## What the exercise asks
Exactly reproduce each line of the listing that follows.

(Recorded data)
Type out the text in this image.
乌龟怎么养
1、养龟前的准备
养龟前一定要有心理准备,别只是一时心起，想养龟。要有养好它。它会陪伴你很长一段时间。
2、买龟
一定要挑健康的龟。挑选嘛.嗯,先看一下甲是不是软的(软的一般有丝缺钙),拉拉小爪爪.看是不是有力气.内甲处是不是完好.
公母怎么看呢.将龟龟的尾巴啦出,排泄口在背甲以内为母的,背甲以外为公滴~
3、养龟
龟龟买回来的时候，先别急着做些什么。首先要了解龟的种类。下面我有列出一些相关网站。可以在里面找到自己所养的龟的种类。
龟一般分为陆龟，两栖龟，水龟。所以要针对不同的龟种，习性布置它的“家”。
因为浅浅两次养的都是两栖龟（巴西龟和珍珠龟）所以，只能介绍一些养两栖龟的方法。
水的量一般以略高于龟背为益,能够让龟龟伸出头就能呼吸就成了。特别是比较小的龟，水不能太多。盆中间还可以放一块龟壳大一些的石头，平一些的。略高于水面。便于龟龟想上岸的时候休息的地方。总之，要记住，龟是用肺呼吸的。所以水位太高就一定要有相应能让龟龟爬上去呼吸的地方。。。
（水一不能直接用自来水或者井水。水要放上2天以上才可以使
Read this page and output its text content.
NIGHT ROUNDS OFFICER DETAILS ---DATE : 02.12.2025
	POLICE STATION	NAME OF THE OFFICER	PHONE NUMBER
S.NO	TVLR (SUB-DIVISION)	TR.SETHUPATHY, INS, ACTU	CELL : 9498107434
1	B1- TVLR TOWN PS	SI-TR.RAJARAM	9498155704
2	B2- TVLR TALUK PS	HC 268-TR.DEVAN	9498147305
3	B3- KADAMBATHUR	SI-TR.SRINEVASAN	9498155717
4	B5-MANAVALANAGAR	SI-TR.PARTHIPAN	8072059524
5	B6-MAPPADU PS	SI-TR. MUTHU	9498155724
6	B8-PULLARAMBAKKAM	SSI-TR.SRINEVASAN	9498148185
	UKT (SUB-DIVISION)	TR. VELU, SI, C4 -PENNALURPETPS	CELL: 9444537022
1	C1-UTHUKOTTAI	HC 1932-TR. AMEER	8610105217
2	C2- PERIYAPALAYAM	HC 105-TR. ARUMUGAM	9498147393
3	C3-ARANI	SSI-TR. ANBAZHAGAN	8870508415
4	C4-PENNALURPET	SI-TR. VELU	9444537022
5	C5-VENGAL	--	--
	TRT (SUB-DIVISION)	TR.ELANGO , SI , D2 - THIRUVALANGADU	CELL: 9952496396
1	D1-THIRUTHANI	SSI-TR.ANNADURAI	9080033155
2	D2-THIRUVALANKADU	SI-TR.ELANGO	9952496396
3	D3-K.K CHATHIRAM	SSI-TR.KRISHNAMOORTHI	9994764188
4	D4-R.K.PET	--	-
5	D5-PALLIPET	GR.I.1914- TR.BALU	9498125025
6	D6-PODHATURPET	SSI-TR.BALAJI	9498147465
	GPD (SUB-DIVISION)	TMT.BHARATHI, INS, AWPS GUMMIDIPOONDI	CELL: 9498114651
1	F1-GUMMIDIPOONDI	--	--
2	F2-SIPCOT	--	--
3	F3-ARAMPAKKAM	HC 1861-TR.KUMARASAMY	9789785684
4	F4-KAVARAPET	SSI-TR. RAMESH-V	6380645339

## Full answer
Type out the text in this image.
乌龟怎么养
1、养龟前的准备
养龟前一定要有心理准备,别只是一时心起，想养龟。要有养好它。它会陪伴你很长一段时间。
2、买龟
一定要挑健康的龟。挑选嘛.嗯,先看一下甲是不是软的(软的一般有丝缺钙),拉拉小爪爪.看是不是有力气.内甲处是不是完好.
公母怎么看呢.将龟龟的尾巴啦出,排泄口在背甲以内为母的,背甲以外为公滴~
3、养龟
龟龟买回来的时候，先别急着做些什么。首先要了解龟的种类。下面我有列出一些相关网站。可以在里面找到自己所养的龟的种类。
龟一般分为陆龟，两栖龟，水龟。所以要针对不同的龟种，习性布置它的“家”。
因为浅浅两次养的都是两栖龟（巴西龟和珍珠龟）所以，只能介绍一些养两栖龟的方法。
水的量一般以略高于龟背为益,能够让龟龟伸出头就能呼吸就成了。特别是比较小的龟，水不能太多。盆中间还可以放一块龟壳大一些的石头，平一些的。略高于水面。便于龟龟想上岸的时候休息的地方。总之，要记住，龟是用肺呼吸的。所以水位太高就一定要有相应能让龟龟爬上去呼吸的地方。。。
（水一不能直接用自来水或者井水。水要放上2天以上才可以使
Read this page and output its text content.
NIGHT ROUNDS OFFICER DETAILS ---DATE : 02.12.2025
	POLICE STATION	NAME OF THE OFFICER	PHONE NUMBER
S.NO	TVLR (SUB-DIVISION)	TR.SETHUPATHY, INS, ACTU	CELL : 9498107434
1	B1- TVLR TOWN PS	SI-TR.RAJARAM	9498155704
2	B2- TVLR TALUK PS	HC 268-TR.DEVAN	9498147305
3	B3- KADAMBATHUR	SI-TR.SRINEVASAN	9498155717
4	B5-MANAVALANAGAR	SI-TR.PARTHIPAN	8072059524
5	B6-MAPPADU PS	SI-TR. MUTHU	9498155724
6	B8-PULLARAMBAKKAM	SSI-TR.SRINEVASAN	9498148185
	UKT (SUB-DIVISION)	TR. VELU, SI, C4 -PENNALURPETPS	CELL: 9444537022
1	C1-UTHUKOTTAI	HC 1932-TR. AMEER	8610105217
2	C2- PERIYAPALAYAM	HC 105-TR. ARUMUGAM	9498147393
3	C3-ARANI	SSI-TR. ANBAZHAGAN	8870508415
4	C4-PENNALURPET	SI-TR. VELU	9444537022
5	C5-VENGAL	--	--
	TRT (SUB-DIVISION)	TR.ELANGO , SI , D2 - THIRUVALANGADU	CELL: 9952496396
1	D1-THIRUTHANI	SSI-TR.ANNADURAI	9080033155
2	D2-THIRUVALANKADU	SI-TR.ELANGO	9952496396
3	D3-K.K CHATHIRAM	SSI-TR.KRISHNAMOORTHI	9994764188
4	D4-R.K.PET	--	-
5	D5-PALLIPET	GR.I.1914- TR.BALU	9498125025
6	D6-PODHATURPET	SSI-TR.BALAJI	9498147465
	GPD (SUB-DIVISION)	TMT.BHARATHI, INS, AWPS GUMMIDIPOONDI	CELL: 9498114651
1	F1-GUMMIDIPOONDI	--	--
2	F2-SIPCOT	--	--
3	F3-ARAMPAKKAM	HC 1861-TR.KUMARASAMY	9789785684
4	F4-KAVARAPET	SSI-TR. RAMESH-V	6380645339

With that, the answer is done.